[Data for this task]
_ _ _ _

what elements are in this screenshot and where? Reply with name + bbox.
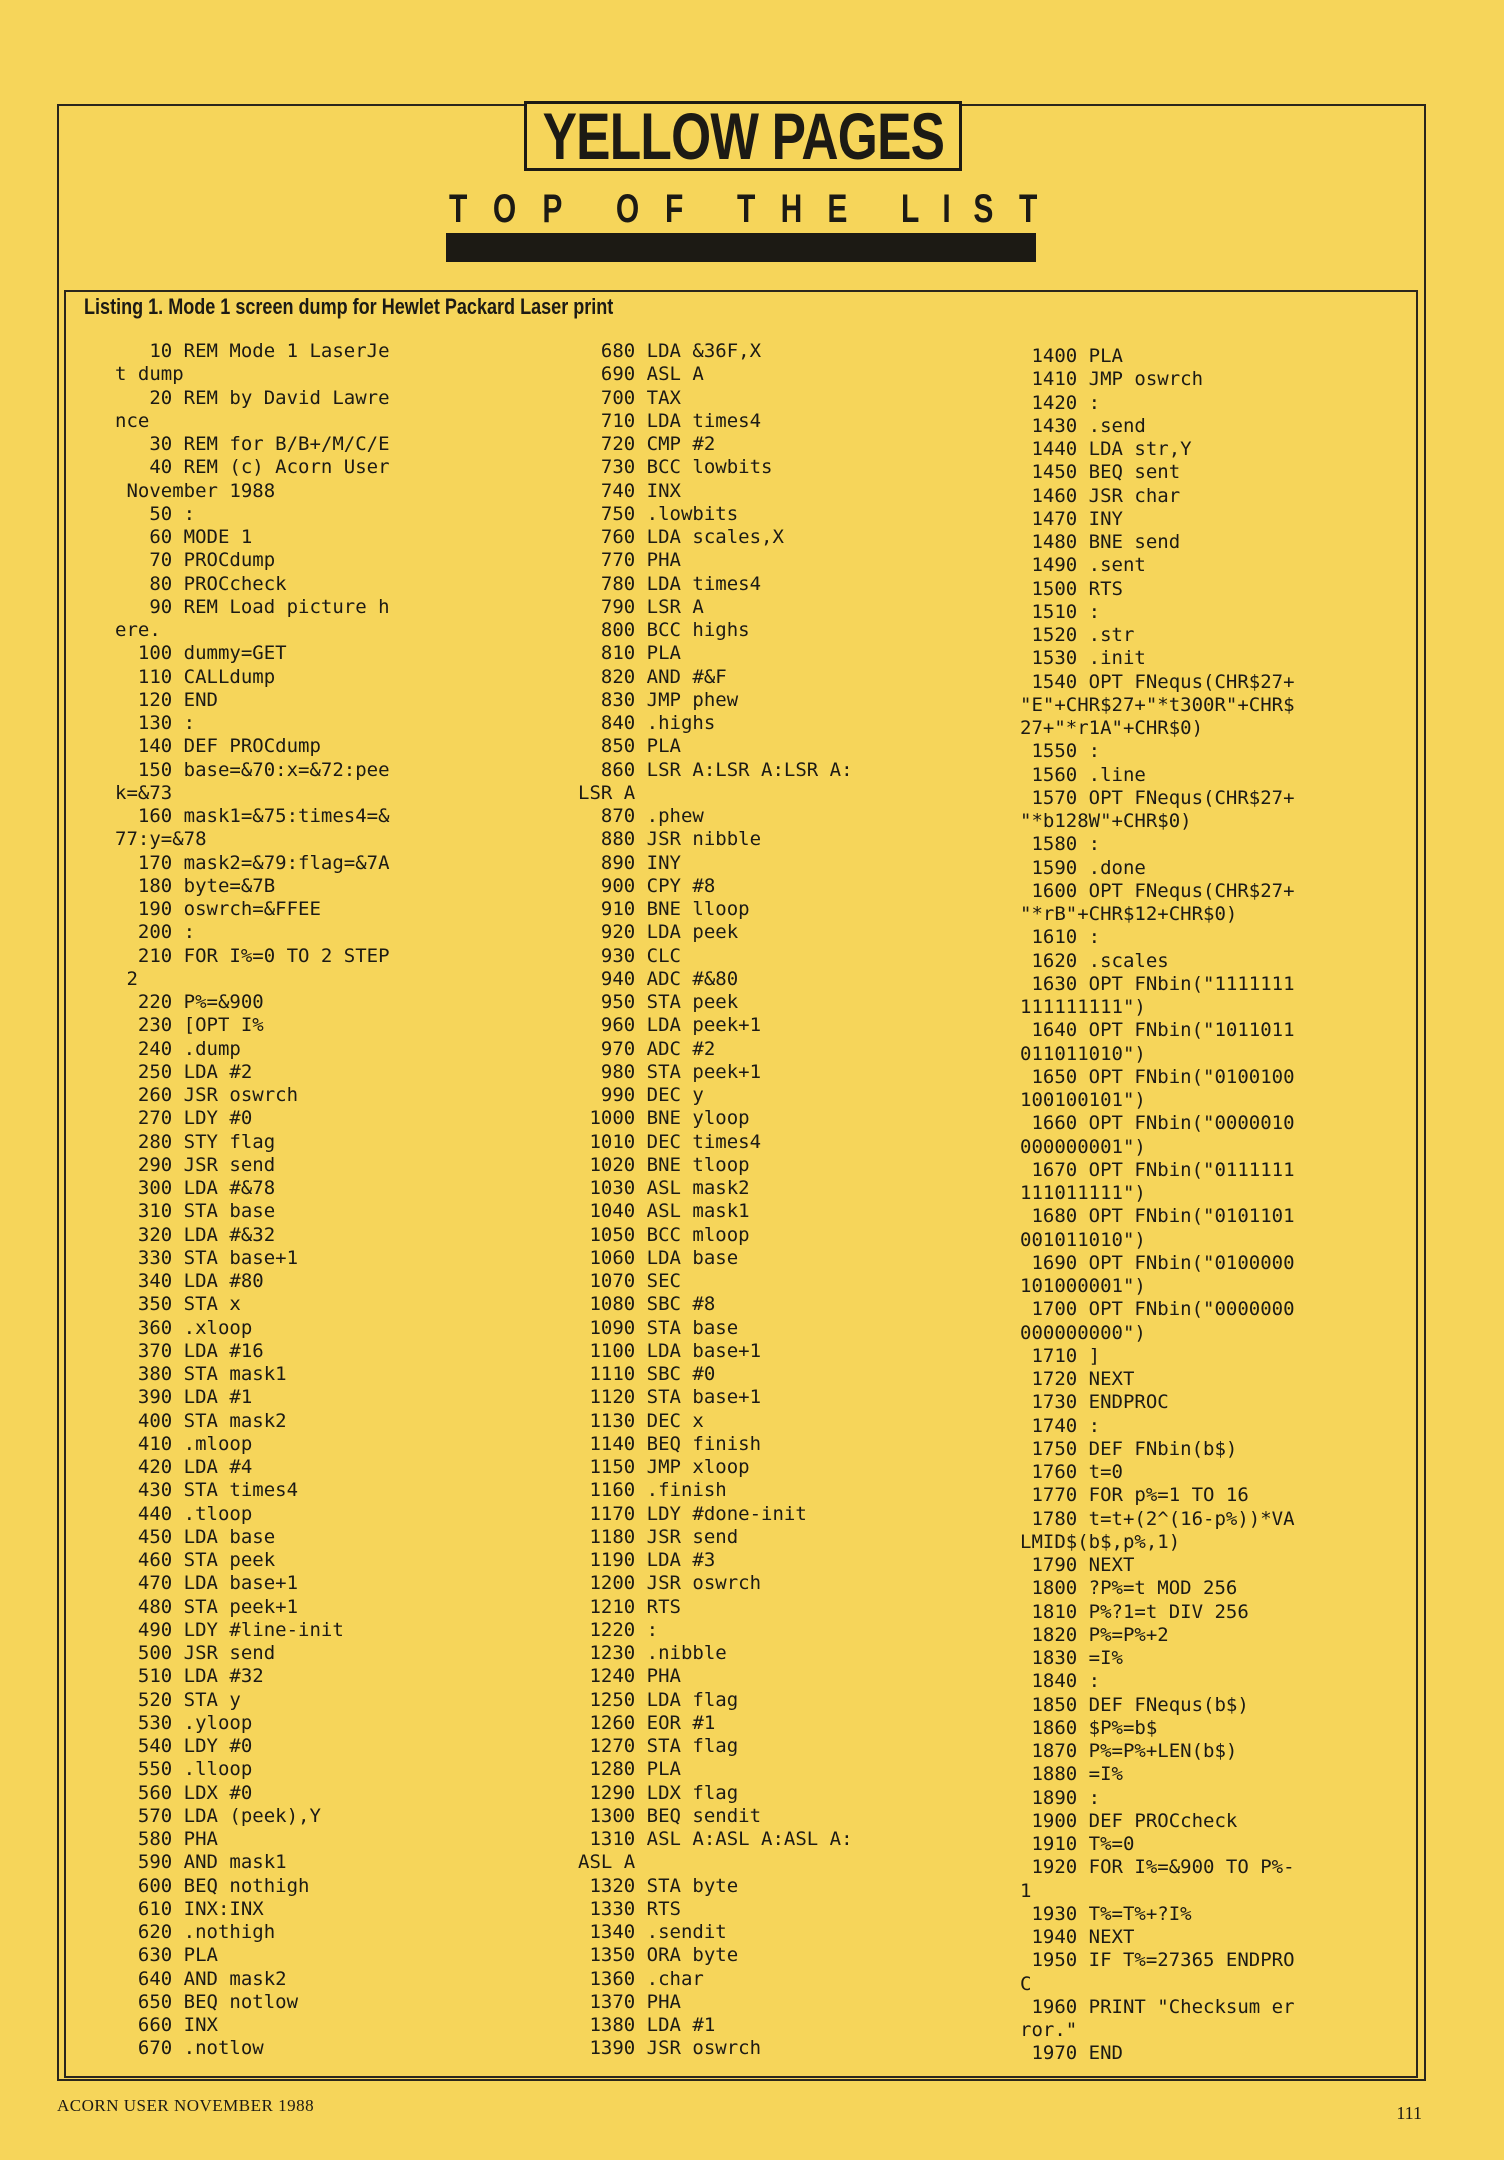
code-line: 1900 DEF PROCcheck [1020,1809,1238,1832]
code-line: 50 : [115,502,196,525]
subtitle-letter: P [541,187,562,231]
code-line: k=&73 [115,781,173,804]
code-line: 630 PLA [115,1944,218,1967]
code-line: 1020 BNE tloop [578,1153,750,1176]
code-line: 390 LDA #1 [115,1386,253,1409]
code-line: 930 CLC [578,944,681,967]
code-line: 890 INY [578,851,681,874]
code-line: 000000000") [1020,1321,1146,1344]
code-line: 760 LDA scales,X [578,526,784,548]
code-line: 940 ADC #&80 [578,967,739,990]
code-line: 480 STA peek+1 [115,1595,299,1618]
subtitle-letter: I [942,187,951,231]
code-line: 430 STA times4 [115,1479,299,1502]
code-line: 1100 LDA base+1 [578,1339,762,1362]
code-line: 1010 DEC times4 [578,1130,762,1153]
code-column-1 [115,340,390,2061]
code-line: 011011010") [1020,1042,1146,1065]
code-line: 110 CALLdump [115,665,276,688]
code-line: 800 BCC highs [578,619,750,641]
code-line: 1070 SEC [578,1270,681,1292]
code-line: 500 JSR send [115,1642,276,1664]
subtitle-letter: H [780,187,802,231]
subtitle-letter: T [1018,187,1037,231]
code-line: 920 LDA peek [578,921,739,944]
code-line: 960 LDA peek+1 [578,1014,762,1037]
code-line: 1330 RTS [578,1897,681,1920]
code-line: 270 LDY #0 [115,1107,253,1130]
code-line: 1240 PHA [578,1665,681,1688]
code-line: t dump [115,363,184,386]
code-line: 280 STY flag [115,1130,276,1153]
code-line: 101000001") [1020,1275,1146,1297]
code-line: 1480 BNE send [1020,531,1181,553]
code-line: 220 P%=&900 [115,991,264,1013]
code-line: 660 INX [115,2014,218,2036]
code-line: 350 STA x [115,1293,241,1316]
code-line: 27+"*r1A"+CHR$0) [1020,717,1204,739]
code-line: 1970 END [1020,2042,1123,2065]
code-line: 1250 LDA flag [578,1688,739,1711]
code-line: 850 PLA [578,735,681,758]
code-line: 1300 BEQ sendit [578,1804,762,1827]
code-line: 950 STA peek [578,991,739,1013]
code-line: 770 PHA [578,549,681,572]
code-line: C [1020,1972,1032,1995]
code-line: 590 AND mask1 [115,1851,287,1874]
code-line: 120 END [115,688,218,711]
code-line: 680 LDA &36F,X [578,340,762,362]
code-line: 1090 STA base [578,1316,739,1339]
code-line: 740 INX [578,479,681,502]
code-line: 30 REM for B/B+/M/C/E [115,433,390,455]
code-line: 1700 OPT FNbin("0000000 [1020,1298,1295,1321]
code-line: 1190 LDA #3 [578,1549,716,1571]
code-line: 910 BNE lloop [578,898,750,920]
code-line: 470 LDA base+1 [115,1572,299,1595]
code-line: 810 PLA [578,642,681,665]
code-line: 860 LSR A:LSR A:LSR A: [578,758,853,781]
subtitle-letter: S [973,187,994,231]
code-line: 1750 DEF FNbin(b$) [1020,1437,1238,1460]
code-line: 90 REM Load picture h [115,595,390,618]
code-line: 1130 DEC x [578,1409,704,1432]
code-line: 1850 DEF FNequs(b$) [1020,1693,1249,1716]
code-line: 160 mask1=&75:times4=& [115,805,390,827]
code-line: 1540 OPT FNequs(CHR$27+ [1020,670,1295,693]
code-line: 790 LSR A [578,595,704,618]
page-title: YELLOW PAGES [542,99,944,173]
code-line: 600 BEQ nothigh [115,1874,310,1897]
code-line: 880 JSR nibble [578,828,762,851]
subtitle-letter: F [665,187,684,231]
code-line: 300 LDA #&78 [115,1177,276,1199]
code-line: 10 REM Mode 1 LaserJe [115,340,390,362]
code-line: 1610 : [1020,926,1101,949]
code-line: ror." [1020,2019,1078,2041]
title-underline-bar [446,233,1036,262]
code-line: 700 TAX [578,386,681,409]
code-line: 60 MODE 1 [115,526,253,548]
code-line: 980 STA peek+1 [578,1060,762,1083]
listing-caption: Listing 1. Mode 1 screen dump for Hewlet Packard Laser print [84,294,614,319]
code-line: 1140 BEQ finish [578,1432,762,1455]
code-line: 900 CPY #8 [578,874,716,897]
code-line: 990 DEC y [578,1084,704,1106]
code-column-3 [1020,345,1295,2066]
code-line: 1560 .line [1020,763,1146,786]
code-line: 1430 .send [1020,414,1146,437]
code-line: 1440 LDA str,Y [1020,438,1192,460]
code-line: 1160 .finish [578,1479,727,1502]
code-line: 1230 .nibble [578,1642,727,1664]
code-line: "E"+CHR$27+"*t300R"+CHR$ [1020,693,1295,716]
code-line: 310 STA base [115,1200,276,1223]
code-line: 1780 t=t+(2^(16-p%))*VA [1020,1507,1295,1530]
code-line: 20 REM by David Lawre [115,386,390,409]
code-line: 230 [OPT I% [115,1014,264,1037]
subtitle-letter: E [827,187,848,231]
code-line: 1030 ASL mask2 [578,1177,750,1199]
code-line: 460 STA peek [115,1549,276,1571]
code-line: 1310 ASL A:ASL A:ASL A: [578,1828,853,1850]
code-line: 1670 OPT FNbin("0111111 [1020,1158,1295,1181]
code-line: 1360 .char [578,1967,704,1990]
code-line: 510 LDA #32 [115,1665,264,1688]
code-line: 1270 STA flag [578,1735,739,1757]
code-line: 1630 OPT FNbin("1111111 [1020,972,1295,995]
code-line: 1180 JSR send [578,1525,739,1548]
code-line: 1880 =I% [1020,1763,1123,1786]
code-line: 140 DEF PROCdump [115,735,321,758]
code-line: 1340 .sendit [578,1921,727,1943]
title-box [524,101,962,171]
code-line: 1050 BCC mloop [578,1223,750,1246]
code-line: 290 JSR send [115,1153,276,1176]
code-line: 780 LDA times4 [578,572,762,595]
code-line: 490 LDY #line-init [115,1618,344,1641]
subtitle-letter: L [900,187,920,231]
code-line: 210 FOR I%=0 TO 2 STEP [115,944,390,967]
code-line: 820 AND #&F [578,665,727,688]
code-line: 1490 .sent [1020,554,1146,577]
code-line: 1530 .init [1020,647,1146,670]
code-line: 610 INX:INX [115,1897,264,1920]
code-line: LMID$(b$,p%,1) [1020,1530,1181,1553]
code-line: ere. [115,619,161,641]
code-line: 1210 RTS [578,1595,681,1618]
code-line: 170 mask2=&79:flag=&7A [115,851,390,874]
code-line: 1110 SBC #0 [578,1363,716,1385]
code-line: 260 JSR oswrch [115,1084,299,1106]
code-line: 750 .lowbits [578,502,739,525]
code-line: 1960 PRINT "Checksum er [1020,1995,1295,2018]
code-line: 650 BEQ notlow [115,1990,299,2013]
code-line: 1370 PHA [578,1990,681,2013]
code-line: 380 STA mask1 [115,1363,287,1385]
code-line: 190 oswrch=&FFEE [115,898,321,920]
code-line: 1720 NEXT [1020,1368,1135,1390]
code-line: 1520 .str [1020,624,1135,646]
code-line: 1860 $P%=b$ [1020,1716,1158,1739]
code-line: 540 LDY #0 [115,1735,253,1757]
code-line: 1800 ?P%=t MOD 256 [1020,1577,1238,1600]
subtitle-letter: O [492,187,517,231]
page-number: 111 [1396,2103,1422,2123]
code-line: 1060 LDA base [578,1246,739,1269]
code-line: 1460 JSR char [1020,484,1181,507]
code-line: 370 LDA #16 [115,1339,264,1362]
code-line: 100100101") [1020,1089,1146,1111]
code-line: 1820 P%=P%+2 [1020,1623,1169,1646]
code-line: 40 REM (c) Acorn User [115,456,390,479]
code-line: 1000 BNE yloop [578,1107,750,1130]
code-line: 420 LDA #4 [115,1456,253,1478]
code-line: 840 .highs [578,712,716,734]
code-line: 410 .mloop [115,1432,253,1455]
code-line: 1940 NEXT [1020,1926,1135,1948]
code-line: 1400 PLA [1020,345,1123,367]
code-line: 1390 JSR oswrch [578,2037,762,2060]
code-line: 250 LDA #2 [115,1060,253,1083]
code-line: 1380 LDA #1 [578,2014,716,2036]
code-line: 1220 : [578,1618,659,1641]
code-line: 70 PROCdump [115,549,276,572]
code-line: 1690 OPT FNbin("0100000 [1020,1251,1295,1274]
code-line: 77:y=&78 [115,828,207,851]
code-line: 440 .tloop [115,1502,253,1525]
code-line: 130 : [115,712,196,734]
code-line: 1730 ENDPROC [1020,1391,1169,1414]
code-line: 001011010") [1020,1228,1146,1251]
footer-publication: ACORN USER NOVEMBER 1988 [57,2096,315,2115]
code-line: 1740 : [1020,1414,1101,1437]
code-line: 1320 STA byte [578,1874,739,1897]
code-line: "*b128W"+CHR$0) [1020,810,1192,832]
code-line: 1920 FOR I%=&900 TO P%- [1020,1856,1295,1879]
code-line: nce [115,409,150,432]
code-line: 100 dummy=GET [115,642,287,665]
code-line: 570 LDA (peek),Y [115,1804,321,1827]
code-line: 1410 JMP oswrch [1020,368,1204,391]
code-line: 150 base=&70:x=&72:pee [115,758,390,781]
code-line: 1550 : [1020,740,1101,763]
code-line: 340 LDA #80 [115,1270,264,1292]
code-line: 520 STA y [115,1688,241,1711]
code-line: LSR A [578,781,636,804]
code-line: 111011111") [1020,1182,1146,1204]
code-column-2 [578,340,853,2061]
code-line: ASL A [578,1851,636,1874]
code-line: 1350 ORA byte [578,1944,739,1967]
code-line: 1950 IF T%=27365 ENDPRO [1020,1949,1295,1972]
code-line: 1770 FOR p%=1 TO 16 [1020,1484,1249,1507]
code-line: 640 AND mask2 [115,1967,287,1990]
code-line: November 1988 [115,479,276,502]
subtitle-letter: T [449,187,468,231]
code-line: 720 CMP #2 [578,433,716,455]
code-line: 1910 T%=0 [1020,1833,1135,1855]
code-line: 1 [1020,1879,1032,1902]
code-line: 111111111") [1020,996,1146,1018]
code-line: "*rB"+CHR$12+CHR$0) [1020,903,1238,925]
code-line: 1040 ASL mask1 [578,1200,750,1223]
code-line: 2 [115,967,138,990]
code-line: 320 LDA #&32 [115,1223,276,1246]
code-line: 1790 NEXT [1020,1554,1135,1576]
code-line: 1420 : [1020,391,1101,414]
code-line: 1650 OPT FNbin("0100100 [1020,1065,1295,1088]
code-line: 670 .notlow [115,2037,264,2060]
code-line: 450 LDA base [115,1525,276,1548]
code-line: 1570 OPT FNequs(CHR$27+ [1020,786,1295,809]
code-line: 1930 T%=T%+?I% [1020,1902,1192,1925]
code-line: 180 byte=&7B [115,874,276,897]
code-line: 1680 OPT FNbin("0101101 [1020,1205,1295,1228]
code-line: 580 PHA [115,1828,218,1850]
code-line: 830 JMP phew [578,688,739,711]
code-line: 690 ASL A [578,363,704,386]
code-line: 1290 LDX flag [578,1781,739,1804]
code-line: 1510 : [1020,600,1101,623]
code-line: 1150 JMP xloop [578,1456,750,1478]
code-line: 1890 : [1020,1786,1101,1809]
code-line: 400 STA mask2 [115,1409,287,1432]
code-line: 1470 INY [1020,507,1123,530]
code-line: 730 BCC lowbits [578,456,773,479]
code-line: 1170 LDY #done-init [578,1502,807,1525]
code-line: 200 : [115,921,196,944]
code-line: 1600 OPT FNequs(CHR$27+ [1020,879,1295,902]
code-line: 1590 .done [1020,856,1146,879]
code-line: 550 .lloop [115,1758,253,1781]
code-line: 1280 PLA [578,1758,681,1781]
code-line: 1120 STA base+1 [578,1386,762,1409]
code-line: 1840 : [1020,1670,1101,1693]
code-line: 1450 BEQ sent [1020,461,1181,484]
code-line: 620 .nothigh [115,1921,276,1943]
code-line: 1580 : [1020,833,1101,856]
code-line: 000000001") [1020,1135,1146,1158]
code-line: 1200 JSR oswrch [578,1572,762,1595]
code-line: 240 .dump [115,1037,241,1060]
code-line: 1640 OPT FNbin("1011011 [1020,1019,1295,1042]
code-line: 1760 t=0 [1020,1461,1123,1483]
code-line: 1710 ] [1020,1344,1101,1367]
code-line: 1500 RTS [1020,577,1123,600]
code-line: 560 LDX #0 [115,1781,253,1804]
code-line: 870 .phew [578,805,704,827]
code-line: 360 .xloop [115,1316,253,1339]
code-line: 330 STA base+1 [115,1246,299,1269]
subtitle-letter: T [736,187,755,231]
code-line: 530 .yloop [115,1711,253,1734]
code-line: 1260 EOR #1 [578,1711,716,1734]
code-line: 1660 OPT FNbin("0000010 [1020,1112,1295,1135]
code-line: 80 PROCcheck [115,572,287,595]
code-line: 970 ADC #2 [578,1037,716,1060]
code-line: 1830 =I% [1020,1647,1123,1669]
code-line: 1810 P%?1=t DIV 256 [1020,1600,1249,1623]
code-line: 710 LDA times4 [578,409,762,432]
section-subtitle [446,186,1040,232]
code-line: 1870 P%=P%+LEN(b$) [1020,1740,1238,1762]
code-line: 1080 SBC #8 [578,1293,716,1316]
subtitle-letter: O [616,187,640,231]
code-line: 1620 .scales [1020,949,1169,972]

_ _ _ _

[Request] Return the lines from the one containing "code-line: 1900 DEF" through the one containing "code-line: 740 INX [578,479,681,502]", inclusive, reproducing them exactly.

[Correct response]
code-line: 1900 DEF PROCcheck [1020,1809,1238,1832]
code-line: 50 : [115,502,196,525]
subtitle-letter: P [541,187,562,231]
code-line: k=&73 [115,781,173,804]
code-line: 630 PLA [115,1944,218,1967]
code-line: 1020 BNE tloop [578,1153,750,1176]
code-line: 390 LDA #1 [115,1386,253,1409]
code-line: 930 CLC [578,944,681,967]
code-line: 890 INY [578,851,681,874]
code-line: 000000000") [1020,1321,1146,1344]
code-line: 760 LDA scales,X [578,526,784,548]
code-line: 940 ADC #&80 [578,967,739,990]
code-line: 480 STA peek+1 [115,1595,299,1618]
subtitle-letter: I [942,187,951,231]
code-line: 430 STA times4 [115,1479,299,1502]
code-line: 1100 LDA base+1 [578,1339,762,1362]
code-line: 1010 DEC times4 [578,1130,762,1153]
code-column-1 [115,340,390,2061]
code-line: 011011010") [1020,1042,1146,1065]
code-line: 110 CALLdump [115,665,276,688]
code-line: 800 BCC highs [578,619,750,641]
code-line: 1070 SEC [578,1270,681,1292]
code-line: 500 JSR send [115,1642,276,1664]
subtitle-letter: H [780,187,802,231]
subtitle-letter: T [1018,187,1037,231]
code-line: 920 LDA peek [578,921,739,944]
code-line: 960 LDA peek+1 [578,1014,762,1037]
code-line: 1330 RTS [578,1897,681,1920]
code-line: 270 LDY #0 [115,1107,253,1130]
code-line: 1240 PHA [578,1665,681,1688]
code-line: t dump [115,363,184,386]
code-line: 280 STY flag [115,1130,276,1153]
code-line: 101000001") [1020,1275,1146,1297]
code-line: 1480 BNE send [1020,531,1181,553]
code-line: 220 P%=&900 [115,991,264,1013]
code-line: 660 INX [115,2014,218,2036]
code-line: 350 STA x [115,1293,241,1316]
code-line: 27+"*r1A"+CHR$0) [1020,717,1204,739]
code-line: 1970 END [1020,2042,1123,2065]
code-line: 1250 LDA flag [578,1688,739,1711]
code-line: 850 PLA [578,735,681,758]
code-line: 1300 BEQ sendit [578,1804,762,1827]
code-line: 950 STA peek [578,991,739,1013]
code-line: 770 PHA [578,549,681,572]
code-line: C [1020,1972,1032,1995]
code-line: 590 AND mask1 [115,1851,287,1874]
code-line: 120 END [115,688,218,711]
code-line: 680 LDA &36F,X [578,340,762,362]
code-line: 1090 STA base [578,1316,739,1339]
code-line: 740 INX [578,479,681,502]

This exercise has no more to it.